やること:
うわさ話とそしりについての本文のうち、「23 話について,委員は第一」から「れ以上の証人は必要でしよう。」までの部分（両端を含む）を、「うわさ話」を「陰口」に変えて書き直してください。

本文:
23 話について,委員は第一に何を決定すべきですか。なぜ委員は2人かそれ以上の証人を必要としますか。
23 この理由の故にヱホバの献身した民の会衆の奉仕委員は,うわさ話に対して強い処置をとることに注意を払わねばなりません。第一に,そのうわさ話の性質を確定しなさい。もしそのうわさ話が軽いもの,影響の小さいつくり話で,たとえ人物に関係のあるものであつても,そのような者を排斥する聖書的な根拠はないのです。排斥するなら,圧制を示すことになります。しかし,そのうわさ話がそしりの性質であつて,他人の名声や立場を傷つけるという悪い企みがあるなら,その事柄を慎重に考慮し,そしりの言葉を言う者を排斥することは正しいことで聖書的であるか,また会衆を保護するものであるか,どうかを決定する時です。そしりの事実を確定して,奉仕委員を守るために,2人かそれ以上の証人は必要でしよう。
24 排斥の事柄を注意深く行う委員は,どのようにエレミヤのようですか
24 奉仕委員は,排斥をすることのできる力を危険に用いてはなりません。この事柄で,罪を犯さぬようにして行くべきです。ダビデ王は,預言的にこう語りました,『ひそかにその友をそしるものは我これをほろぼさん。……われ朝な朝なこの国の悪しき者をことごとく滅ぼし,ヱホバの町より不義を行う者をことごとく絶ちのぞかん。』(詩 101:5,8)そしりを言う者の処置について私たちを導くため,聖書にはこう書かれています,『歩きまわつて人のよしあしを言う者は秘密をもらす。くちびるを開いて歩く者と交わつてはならない。』(シンゲン 20:19; 11:13,新口)奉仕委員は,うわさ話とそしりの間の区別をはつきり知らねばなりません。この点で,彼らは,預言者エレミヤのごとく,金属を調べる者のようでなければなりません,『汝をしてその道を知らしめまた試みしめんためなり。彼らはみないたくもとれる者なり,歩きて人をそしる者なり,彼らは銅のごとく,鉄のごとし。みなよこしまなる者なり,……ヱホバ彼らを捨てたまうによりて彼らは捨てられたる銀と呼ばれん。』― エレミヤ 6:27-30; 9:4-8。
25 なぜ委員はそしりを良く調査すべきですか。しかし,何を排斥することは聖書的な権威のないものですか。
25 そしりを言う者は,肉体的な死,又は霊的な死の原因となります。この理由の故に次の戒めが与えられています,『なんじの民の中に行きめぐりて人をそしるべからず。なんじの隣人の血を流すべからず。我はヱホバなり。』(レビ 19:16)この理由から奉仕委員は,そしりを良く調査すべきです。しかし,口軽いうわさ,影響のすくない,ちよつとした軽はずみのうわさ,そして人情に誘われて言う,悪意のないうわさや偽りの非難をもたらさないうわさ,そのような程度のうわさで排斥する聖書的な権威はありません。
26 排斥された者は,どんな行いをすることができますか。いくらかの裁定が撤回されたことは何を証明しますか。

表示項目:
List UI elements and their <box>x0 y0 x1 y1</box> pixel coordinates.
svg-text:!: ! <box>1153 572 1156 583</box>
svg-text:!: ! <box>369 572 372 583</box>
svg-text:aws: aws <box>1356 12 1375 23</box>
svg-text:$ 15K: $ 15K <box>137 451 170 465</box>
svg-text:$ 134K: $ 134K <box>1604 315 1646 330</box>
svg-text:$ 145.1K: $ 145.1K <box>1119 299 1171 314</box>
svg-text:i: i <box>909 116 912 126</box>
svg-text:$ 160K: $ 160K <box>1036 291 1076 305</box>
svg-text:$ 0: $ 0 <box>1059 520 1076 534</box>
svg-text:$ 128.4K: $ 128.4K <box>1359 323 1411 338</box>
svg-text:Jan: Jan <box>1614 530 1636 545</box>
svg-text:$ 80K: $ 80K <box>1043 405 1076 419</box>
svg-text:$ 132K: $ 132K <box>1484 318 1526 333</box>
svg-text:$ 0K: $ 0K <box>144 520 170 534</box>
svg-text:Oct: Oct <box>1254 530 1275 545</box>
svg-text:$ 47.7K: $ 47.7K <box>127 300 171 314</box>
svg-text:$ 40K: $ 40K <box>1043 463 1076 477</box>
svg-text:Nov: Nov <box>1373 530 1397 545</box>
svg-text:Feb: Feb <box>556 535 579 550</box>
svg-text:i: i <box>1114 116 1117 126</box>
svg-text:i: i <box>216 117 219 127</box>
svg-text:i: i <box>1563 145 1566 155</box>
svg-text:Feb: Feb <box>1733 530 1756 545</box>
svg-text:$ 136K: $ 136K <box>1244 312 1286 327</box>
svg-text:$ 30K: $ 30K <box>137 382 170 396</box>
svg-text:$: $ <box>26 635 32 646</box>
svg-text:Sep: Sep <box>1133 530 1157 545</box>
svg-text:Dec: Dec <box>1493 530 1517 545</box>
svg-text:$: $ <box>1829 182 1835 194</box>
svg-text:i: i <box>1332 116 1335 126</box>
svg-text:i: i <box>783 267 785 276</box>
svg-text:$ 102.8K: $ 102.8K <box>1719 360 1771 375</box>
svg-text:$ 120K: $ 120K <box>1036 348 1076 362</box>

解答:
23 話について,委員は第一に何を決定すべきですか。なぜ委員は2人かそれ以上の証人を必要としますか。
23 この理由の故にヱホバの献身した民の会衆の奉仕委員は,陰口に対して強い処置をとることに注意を払わねばなりません。第一に,その陰口の性質を確定しなさい。もしその陰口が軽いもの,影響の小さいつくり話で,たとえ人物に関係のあるものであつても,そのような者を排斥する聖書的な根拠はないのです。排斥するなら,圧制を示すことになります。しかし,その陰口がそしりの性質であつて,他人の名声や立場を傷つけるという悪い企みがあるなら,その事柄を慎重に考慮し,そしりの言葉を言う者を排斥することは正しいことで聖書的であるか,また会衆を保護するものであるか,どうかを決定する時です。そしりの事実を確定して,奉仕委員を守るために,2人かそれ以上の証人は必要でしよう。